Records about charts and figures
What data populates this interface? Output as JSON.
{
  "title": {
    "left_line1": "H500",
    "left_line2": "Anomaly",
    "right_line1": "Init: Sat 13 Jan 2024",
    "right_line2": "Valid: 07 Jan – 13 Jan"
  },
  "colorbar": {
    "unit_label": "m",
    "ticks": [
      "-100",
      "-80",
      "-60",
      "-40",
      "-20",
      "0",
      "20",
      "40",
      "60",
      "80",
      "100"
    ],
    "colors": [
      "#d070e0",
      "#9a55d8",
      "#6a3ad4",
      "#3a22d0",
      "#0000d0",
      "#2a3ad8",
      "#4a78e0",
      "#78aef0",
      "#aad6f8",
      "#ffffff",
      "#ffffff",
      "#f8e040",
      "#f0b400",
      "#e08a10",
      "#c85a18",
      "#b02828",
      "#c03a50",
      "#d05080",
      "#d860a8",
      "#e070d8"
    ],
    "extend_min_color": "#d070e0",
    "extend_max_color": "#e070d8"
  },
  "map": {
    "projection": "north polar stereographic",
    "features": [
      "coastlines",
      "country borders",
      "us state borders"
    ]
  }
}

--

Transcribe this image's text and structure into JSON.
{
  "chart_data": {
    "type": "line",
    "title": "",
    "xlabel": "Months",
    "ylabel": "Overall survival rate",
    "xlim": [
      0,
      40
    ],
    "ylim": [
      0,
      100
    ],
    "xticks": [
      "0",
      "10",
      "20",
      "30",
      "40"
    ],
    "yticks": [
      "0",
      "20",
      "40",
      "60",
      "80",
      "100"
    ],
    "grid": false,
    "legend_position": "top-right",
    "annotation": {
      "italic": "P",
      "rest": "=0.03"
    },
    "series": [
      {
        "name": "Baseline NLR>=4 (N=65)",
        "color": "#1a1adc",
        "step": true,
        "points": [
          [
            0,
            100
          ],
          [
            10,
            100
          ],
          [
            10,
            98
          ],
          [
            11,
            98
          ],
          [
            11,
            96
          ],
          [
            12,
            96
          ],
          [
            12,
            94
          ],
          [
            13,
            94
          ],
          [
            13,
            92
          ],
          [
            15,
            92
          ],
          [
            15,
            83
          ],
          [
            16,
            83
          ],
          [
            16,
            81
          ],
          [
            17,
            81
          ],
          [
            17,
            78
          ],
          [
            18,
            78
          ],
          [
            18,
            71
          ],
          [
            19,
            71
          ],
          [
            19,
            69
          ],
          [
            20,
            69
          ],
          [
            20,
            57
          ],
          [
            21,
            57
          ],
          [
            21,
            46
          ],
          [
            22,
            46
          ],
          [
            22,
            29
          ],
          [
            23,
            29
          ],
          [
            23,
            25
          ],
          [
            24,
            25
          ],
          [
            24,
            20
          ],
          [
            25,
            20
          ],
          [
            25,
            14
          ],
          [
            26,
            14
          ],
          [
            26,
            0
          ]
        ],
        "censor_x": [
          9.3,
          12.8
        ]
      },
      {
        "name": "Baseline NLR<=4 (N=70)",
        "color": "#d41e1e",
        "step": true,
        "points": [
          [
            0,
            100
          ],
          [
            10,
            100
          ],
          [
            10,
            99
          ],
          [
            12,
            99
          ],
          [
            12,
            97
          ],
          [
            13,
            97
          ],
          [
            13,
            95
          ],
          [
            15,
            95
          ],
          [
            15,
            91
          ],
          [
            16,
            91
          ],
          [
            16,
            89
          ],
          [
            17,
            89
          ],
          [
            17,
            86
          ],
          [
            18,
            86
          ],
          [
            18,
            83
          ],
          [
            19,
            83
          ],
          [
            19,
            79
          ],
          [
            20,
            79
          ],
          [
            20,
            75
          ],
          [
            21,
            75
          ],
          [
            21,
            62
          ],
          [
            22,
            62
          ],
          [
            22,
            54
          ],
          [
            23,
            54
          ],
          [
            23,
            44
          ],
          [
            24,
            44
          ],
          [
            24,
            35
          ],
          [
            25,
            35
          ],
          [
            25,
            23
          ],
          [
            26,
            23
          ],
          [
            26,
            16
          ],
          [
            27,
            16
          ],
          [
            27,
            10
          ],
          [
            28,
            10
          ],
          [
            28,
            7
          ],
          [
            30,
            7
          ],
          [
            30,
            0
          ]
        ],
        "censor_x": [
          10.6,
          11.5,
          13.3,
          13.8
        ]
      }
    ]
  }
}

— WRITTEN REQUEST —
Find the lines above that include the string "this" and copy them.

— RESULT OF THE EXERCISE —
What data populates this interface? Output as JSON.
Transcribe this image's text and structure into JSON.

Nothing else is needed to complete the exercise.